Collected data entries
>> start

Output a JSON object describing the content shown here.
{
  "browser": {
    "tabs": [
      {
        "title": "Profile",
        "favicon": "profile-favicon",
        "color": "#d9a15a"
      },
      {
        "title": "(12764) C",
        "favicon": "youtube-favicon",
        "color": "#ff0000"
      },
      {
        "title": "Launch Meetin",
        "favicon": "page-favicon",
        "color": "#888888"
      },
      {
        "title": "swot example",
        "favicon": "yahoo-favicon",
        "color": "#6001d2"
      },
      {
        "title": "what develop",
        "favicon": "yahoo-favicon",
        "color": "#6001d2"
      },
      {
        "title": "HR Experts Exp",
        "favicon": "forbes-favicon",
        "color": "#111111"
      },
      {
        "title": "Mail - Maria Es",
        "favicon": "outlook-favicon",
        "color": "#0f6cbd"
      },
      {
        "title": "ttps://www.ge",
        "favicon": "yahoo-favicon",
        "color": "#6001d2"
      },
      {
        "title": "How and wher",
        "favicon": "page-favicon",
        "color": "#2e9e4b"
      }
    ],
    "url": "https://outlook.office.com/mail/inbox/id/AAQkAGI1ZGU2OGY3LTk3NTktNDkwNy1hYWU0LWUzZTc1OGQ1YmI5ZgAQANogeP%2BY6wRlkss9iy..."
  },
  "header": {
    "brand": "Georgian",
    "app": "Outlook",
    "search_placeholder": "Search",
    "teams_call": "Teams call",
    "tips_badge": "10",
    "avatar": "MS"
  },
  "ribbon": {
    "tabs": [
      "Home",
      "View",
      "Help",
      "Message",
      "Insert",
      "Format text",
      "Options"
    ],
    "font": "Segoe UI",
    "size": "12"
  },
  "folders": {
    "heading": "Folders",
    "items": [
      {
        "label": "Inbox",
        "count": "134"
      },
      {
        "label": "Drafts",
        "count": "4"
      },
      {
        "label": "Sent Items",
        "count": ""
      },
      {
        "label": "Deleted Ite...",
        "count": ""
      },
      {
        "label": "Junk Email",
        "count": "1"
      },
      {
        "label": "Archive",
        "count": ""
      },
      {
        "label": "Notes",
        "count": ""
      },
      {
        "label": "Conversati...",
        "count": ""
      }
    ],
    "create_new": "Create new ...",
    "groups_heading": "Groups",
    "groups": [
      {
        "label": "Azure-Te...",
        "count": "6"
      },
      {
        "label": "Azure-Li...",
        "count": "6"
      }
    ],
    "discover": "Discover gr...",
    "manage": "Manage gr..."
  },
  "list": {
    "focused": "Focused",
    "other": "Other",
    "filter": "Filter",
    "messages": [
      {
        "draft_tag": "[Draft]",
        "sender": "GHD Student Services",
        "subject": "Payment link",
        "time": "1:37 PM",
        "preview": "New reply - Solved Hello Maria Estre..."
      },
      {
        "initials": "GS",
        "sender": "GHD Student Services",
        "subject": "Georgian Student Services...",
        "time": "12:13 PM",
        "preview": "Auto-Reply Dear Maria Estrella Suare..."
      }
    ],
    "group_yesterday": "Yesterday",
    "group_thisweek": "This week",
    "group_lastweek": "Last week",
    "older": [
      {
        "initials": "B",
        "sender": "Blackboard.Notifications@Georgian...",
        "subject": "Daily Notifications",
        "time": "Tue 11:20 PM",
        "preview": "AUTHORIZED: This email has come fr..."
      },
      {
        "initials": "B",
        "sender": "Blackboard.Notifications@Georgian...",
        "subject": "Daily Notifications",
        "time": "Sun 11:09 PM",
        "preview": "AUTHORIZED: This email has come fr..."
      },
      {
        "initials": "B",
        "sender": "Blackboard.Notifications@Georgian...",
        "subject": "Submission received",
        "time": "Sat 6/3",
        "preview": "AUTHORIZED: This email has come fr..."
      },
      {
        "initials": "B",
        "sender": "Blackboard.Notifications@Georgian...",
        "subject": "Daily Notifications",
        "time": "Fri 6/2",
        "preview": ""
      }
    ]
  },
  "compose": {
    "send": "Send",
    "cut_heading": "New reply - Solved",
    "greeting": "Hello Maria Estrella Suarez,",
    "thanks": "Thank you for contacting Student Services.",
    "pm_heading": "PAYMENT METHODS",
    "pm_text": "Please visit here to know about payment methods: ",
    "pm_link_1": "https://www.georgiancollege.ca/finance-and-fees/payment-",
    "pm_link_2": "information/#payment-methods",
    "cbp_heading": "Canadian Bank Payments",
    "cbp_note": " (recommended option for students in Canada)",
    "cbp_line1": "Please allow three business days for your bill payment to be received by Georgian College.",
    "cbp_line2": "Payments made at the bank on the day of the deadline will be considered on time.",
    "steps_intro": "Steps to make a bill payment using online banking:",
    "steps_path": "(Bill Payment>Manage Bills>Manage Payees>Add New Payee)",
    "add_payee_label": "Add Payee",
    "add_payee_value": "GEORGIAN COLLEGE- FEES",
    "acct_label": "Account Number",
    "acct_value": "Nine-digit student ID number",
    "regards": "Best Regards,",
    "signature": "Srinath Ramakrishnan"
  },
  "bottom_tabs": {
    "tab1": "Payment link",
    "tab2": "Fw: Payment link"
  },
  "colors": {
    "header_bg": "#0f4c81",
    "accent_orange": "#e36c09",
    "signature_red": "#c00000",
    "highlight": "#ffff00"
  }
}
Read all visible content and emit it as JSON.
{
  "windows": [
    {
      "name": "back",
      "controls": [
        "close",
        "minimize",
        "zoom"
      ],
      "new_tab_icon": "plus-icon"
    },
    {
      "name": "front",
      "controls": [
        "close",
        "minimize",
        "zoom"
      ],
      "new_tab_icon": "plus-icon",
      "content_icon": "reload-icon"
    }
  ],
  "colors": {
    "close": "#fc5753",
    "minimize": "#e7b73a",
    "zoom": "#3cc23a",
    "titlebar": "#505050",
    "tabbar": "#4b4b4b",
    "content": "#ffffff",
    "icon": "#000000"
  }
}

>> end

Produce an exact copy of the whole listing.

Output a JSON object describing the content shown here.
{
  "browser": {
    "tabs": [
      {
        "title": "Profile",
        "favicon": "profile-favicon",
        "color": "#d9a15a"
      },
      {
        "title": "(12764) C",
        "favicon": "youtube-favicon",
        "color": "#ff0000"
      },
      {
        "title": "Launch Meetin",
        "favicon": "page-favicon",
        "color": "#888888"
      },
      {
        "title": "swot example",
        "favicon": "yahoo-favicon",
        "color": "#6001d2"
      },
      {
        "title": "what develop",
        "favicon": "yahoo-favicon",
        "color": "#6001d2"
      },
      {
        "title": "HR Experts Exp",
        "favicon": "forbes-favicon",
        "color": "#111111"
      },
      {
        "title": "Mail - Maria Es",
        "favicon": "outlook-favicon",
        "color": "#0f6cbd"
      },
      {
        "title": "ttps://www.ge",
        "favicon": "yahoo-favicon",
        "color": "#6001d2"
      },
      {
        "title": "How and wher",
        "favicon": "page-favicon",
        "color": "#2e9e4b"
      }
    ],
    "url": "https://outlook.office.com/mail/inbox/id/AAQkAGI1ZGU2OGY3LTk3NTktNDkwNy1hYWU0LWUzZTc1OGQ1YmI5ZgAQANogeP%2BY6wRlkss9iy..."
  },
  "header": {
    "brand": "Georgian",
    "app": "Outlook",
    "search_placeholder": "Search",
    "teams_call": "Teams call",
    "tips_badge": "10",
    "avatar": "MS"
  },
  "ribbon": {
    "tabs": [
      "Home",
      "View",
      "Help",
      "Message",
      "Insert",
      "Format text",
      "Options"
    ],
    "font": "Segoe UI",
    "size": "12"
  },
  "folders": {
    "heading": "Folders",
    "items": [
      {
        "label": "Inbox",
        "count": "134"
      },
      {
        "label": "Drafts",
        "count": "4"
      },
      {
        "label": "Sent Items",
        "count": ""
      },
      {
        "label": "Deleted Ite...",
        "count": ""
      },
      {
        "label": "Junk Email",
        "count": "1"
      },
      {
        "label": "Archive",
        "count": ""
      },
      {
        "label": "Notes",
        "count": ""
      },
      {
        "label": "Conversati...",
        "count": ""
      }
    ],
    "create_new": "Create new ...",
    "groups_heading": "Groups",
    "groups": [
      {
        "label": "Azure-Te...",
        "count": "6"
      },
      {
        "label": "Azure-Li...",
        "count": "6"
      }
    ],
    "discover": "Discover gr...",
    "manage": "Manage gr..."
  },
  "list": {
    "focused": "Focused",
    "other": "Other",
    "filter": "Filter",
    "messages": [
      {
        "draft_tag": "[Draft]",
        "sender": "GHD Student Services",
        "subject": "Payment link",
        "time": "1:37 PM",
        "preview": "New reply - Solved Hello Maria Estre..."
      },
      {
        "initials": "GS",
        "sender": "GHD Student Services",
        "subject": "Georgian Student Services...",
        "time": "12:13 PM",
        "preview": "Auto-Reply Dear Maria Estrella Suare..."
      }
    ],
    "group_yesterday": "Yesterday",
    "group_thisweek": "This week",
    "group_lastweek": "Last week",
    "older": [
      {
        "initials": "B",
        "sender": "Blackboard.Notifications@Georgian...",
        "subject": "Daily Notifications",
        "time": "Tue 11:20 PM",
        "preview": "AUTHORIZED: This email has come fr..."
      },
      {
        "initials": "B",
        "sender": "Blackboard.Notifications@Georgian...",
        "subject": "Daily Notifications",
        "time": "Sun 11:09 PM",
        "preview": "AUTHORIZED: This email has come fr..."
      },
      {
        "initials": "B",
        "sender": "Blackboard.Notifications@Georgian...",
        "subject": "Submission received",
        "time": "Sat 6/3",
        "preview": "AUTHORIZED: This email has come fr..."
      },
      {
        "initials": "B",
        "sender": "Blackboard.Notifications@Georgian...",
        "subject": "Daily Notifications",
        "time": "Fri 6/2",
        "preview": ""
      }
    ]
  },
  "compose": {
    "send": "Send",
    "cut_heading": "New reply - Solved",
    "greeting": "Hello Maria Estrella Suarez,",
    "thanks": "Thank you for contacting Student Services.",
    "pm_heading": "PAYMENT METHODS",
    "pm_text": "Please visit here to know about payment methods: ",
    "pm_link_1": "https://www.georgiancollege.ca/finance-and-fees/payment-",
    "pm_link_2": "information/#payment-methods",
    "cbp_heading": "Canadian Bank Payments",
    "cbp_note": " (recommended option for students in Canada)",
    "cbp_line1": "Please allow three business days for your bill payment to be received by Georgian College.",
    "cbp_line2": "Payments made at the bank on the day of the deadline will be considered on time.",
    "steps_intro": "Steps to make a bill payment using online banking:",
    "steps_path": "(Bill Payment>Manage Bills>Manage Payees>Add New Payee)",
    "add_payee_label": "Add Payee",
    "add_payee_value": "GEORGIAN COLLEGE- FEES",
    "acct_label": "Account Number",
    "acct_value": "Nine-digit student ID number",
    "regards": "Best Regards,",
    "signature": "Srinath Ramakrishnan"
  },
  "bottom_tabs": {
    "tab1": "Payment link",
    "tab2": "Fw: Payment link"
  },
  "colors": {
    "header_bg": "#0f4c81",
    "accent_orange": "#e36c09",
    "signature_red": "#c00000",
    "highlight": "#ffff00"
  }
}
Read all visible content and emit it as JSON.
{
  "windows": [
    {
      "name": "back",
      "controls": [
        "close",
        "minimize",
        "zoom"
      ],
      "new_tab_icon": "plus-icon"
    },
    {
      "name": "front",
      "controls": [
        "close",
        "minimize",
        "zoom"
      ],
      "new_tab_icon": "plus-icon",
      "content_icon": "reload-icon"
    }
  ],
  "colors": {
    "close": "#fc5753",
    "minimize": "#e7b73a",
    "zoom": "#3cc23a",
    "titlebar": "#505050",
    "tabbar": "#4b4b4b",
    "content": "#ffffff",
    "icon": "#000000"
  }
}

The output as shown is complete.